EXERCISE DETAILS — Copy each line that has the string "Alti" somewhere in it.

** START **

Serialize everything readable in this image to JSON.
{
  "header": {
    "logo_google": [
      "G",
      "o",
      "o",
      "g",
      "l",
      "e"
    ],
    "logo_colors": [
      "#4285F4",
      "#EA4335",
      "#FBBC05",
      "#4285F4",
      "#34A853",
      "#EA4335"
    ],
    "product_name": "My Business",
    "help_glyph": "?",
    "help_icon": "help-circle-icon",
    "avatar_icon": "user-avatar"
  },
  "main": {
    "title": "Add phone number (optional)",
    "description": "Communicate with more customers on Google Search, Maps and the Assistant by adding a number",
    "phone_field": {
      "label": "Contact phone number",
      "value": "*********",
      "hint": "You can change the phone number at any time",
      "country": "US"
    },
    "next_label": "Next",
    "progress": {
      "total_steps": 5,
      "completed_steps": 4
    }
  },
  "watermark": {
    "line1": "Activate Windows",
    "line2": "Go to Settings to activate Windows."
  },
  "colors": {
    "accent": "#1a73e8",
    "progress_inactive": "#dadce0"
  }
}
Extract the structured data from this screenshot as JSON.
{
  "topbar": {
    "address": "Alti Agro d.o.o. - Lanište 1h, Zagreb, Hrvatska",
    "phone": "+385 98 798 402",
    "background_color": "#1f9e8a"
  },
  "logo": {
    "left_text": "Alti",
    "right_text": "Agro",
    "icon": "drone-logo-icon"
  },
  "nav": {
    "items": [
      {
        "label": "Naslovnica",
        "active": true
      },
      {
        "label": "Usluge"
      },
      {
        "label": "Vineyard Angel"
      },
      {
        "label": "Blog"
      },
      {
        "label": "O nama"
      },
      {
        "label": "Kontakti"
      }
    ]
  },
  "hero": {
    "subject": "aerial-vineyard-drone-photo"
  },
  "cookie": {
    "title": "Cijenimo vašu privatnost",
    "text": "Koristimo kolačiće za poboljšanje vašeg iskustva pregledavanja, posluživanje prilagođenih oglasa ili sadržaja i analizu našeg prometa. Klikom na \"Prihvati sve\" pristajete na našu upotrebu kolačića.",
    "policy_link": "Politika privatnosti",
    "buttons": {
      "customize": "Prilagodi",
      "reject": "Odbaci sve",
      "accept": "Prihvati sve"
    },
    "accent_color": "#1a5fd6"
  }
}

** END **

RESULT —
    "address": "Alti Agro d.o.o. - Lanište 1h, Zagreb, Hrvatska",
    "left_text": "Alti",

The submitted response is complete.